* **Exercise brief**
A faithful transcription of all the data is required.

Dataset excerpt

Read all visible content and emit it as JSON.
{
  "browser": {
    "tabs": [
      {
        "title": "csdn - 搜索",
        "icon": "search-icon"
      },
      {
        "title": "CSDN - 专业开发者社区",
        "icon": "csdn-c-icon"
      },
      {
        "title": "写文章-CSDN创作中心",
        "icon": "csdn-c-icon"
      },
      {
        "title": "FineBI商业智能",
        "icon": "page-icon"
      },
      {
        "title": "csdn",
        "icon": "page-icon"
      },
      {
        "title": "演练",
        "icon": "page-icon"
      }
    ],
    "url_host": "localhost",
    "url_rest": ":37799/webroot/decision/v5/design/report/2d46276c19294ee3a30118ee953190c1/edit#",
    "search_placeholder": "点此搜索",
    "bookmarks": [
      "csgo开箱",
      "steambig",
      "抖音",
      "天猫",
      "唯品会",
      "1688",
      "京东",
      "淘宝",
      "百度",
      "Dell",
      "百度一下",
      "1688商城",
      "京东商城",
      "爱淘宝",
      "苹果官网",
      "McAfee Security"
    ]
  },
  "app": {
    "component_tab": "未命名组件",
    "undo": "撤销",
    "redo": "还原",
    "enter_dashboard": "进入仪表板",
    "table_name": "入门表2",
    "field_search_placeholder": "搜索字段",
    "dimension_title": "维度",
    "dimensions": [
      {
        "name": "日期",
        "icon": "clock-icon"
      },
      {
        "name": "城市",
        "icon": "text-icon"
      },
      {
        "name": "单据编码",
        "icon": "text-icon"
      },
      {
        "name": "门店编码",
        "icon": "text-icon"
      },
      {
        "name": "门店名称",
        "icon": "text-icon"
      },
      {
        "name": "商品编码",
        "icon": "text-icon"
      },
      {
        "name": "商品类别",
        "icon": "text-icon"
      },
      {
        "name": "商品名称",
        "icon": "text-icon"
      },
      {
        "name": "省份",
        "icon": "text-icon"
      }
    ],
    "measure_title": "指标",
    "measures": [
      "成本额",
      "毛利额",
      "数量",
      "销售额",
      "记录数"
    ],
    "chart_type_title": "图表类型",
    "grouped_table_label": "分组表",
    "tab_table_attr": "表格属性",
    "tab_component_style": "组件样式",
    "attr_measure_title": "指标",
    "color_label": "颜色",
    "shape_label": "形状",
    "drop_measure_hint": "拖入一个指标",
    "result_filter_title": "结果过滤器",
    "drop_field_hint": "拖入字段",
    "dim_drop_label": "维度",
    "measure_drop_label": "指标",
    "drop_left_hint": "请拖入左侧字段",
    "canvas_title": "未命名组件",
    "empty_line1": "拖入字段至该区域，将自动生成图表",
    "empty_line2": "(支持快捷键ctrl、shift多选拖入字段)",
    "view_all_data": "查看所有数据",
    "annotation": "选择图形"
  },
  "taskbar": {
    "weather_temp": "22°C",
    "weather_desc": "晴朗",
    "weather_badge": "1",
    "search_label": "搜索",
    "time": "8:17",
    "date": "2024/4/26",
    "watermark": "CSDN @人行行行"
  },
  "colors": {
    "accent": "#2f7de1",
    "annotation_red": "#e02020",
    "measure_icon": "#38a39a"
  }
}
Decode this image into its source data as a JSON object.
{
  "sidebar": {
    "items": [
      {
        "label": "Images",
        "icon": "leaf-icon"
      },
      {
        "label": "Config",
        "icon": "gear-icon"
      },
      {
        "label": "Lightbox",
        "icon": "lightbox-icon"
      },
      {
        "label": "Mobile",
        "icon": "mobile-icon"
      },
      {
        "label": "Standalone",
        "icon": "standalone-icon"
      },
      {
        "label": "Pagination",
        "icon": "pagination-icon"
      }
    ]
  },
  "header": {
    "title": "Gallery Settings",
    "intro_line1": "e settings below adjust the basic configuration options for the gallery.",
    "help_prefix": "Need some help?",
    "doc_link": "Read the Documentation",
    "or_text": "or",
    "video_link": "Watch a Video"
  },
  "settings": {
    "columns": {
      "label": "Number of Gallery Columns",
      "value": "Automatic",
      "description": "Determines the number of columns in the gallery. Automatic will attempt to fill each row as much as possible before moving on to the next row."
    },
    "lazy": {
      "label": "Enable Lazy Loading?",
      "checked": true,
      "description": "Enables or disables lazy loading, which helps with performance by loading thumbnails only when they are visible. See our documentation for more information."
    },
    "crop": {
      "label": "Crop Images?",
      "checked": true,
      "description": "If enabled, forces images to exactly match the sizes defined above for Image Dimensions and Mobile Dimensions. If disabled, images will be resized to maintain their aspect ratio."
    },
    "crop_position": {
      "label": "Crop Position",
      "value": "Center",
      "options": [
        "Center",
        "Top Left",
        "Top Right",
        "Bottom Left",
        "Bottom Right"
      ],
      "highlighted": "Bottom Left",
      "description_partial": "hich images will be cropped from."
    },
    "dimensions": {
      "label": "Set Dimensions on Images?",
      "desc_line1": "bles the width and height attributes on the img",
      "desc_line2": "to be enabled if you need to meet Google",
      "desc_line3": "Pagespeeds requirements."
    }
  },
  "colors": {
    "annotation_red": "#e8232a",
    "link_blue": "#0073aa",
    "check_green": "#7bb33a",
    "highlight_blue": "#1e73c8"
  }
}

* **Final answer**
Read all visible content and emit it as JSON.
{
  "browser": {
    "tabs": [
      {
        "title": "csdn - 搜索",
        "icon": "search-icon"
      },
      {
        "title": "CSDN - 专业开发者社区",
        "icon": "csdn-c-icon"
      },
      {
        "title": "写文章-CSDN创作中心",
        "icon": "csdn-c-icon"
      },
      {
        "title": "FineBI商业智能",
        "icon": "page-icon"
      },
      {
        "title": "csdn",
        "icon": "page-icon"
      },
      {
        "title": "演练",
        "icon": "page-icon"
      }
    ],
    "url_host": "localhost",
    "url_rest": ":37799/webroot/decision/v5/design/report/2d46276c19294ee3a30118ee953190c1/edit#",
    "search_placeholder": "点此搜索",
    "bookmarks": [
      "csgo开箱",
      "steambig",
      "抖音",
      "天猫",
      "唯品会",
      "1688",
      "京东",
      "淘宝",
      "百度",
      "Dell",
      "百度一下",
      "1688商城",
      "京东商城",
      "爱淘宝",
      "苹果官网",
      "McAfee Security"
    ]
  },
  "app": {
    "component_tab": "未命名组件",
    "undo": "撤销",
    "redo": "还原",
    "enter_dashboard": "进入仪表板",
    "table_name": "入门表2",
    "field_search_placeholder": "搜索字段",
    "dimension_title": "维度",
    "dimensions": [
      {
        "name": "日期",
        "icon": "clock-icon"
      },
      {
        "name": "城市",
        "icon": "text-icon"
      },
      {
        "name": "单据编码",
        "icon": "text-icon"
      },
      {
        "name": "门店编码",
        "icon": "text-icon"
      },
      {
        "name": "门店名称",
        "icon": "text-icon"
      },
      {
        "name": "商品编码",
        "icon": "text-icon"
      },
      {
        "name": "商品类别",
        "icon": "text-icon"
      },
      {
        "name": "商品名称",
        "icon": "text-icon"
      },
      {
        "name": "省份",
        "icon": "text-icon"
      }
    ],
    "measure_title": "指标",
    "measures": [
      "成本额",
      "毛利额",
      "数量",
      "销售额",
      "记录数"
    ],
    "chart_type_title": "图表类型",
    "grouped_table_label": "分组表",
    "tab_table_attr": "表格属性",
    "tab_component_style": "组件样式",
    "attr_measure_title": "指标",
    "color_label": "颜色",
    "shape_label": "形状",
    "drop_measure_hint": "拖入一个指标",
    "result_filter_title": "结果过滤器",
    "drop_field_hint": "拖入字段",
    "dim_drop_label": "维度",
    "measure_drop_label": "指标",
    "drop_left_hint": "请拖入左侧字段",
    "canvas_title": "未命名组件",
    "empty_line1": "拖入字段至该区域，将自动生成图表",
    "empty_line2": "(支持快捷键ctrl、shift多选拖入字段)",
    "view_all_data": "查看所有数据",
    "annotation": "选择图形"
  },
  "taskbar": {
    "weather_temp": "22°C",
    "weather_desc": "晴朗",
    "weather_badge": "1",
    "search_label": "搜索",
    "time": "8:17",
    "date": "2024/4/26",
    "watermark": "CSDN @人行行行"
  },
  "colors": {
    "accent": "#2f7de1",
    "annotation_red": "#e02020",
    "measure_icon": "#38a39a"
  }
}
Decode this image into its source data as a JSON object.
{
  "sidebar": {
    "items": [
      {
        "label": "Images",
        "icon": "leaf-icon"
      },
      {
        "label": "Config",
        "icon": "gear-icon"
      },
      {
        "label": "Lightbox",
        "icon": "lightbox-icon"
      },
      {
        "label": "Mobile",
        "icon": "mobile-icon"
      },
      {
        "label": "Standalone",
        "icon": "standalone-icon"
      },
      {
        "label": "Pagination",
        "icon": "pagination-icon"
      }
    ]
  },
  "header": {
    "title": "Gallery Settings",
    "intro_line1": "e settings below adjust the basic configuration options for the gallery.",
    "help_prefix": "Need some help?",
    "doc_link": "Read the Documentation",
    "or_text": "or",
    "video_link": "Watch a Video"
  },
  "settings": {
    "columns": {
      "label": "Number of Gallery Columns",
      "value": "Automatic",
      "description": "Determines the number of columns in the gallery. Automatic will attempt to fill each row as much as possible before moving on to the next row."
    },
    "lazy": {
      "label": "Enable Lazy Loading?",
      "checked": true,
      "description": "Enables or disables lazy loading, which helps with performance by loading thumbnails only when they are visible. See our documentation for more information."
    },
    "crop": {
      "label": "Crop Images?",
      "checked": true,
      "description": "If enabled, forces images to exactly match the sizes defined above for Image Dimensions and Mobile Dimensions. If disabled, images will be resized to maintain their aspect ratio."
    },
    "crop_position": {
      "label": "Crop Position",
      "value": "Center",
      "options": [
        "Center",
        "Top Left",
        "Top Right",
        "Bottom Left",
        "Bottom Right"
      ],
      "highlighted": "Bottom Left",
      "description_partial": "hich images will be cropped from."
    },
    "dimensions": {
      "label": "Set Dimensions on Images?",
      "desc_line1": "bles the width and height attributes on the img",
      "desc_line2": "to be enabled if you need to meet Google",
      "desc_line3": "Pagespeeds requirements."
    }
  },
  "colors": {
    "annotation_red": "#e8232a",
    "link_blue": "#0073aa",
    "check_green": "#7bb33a",
    "highlight_blue": "#1e73c8"
  }
}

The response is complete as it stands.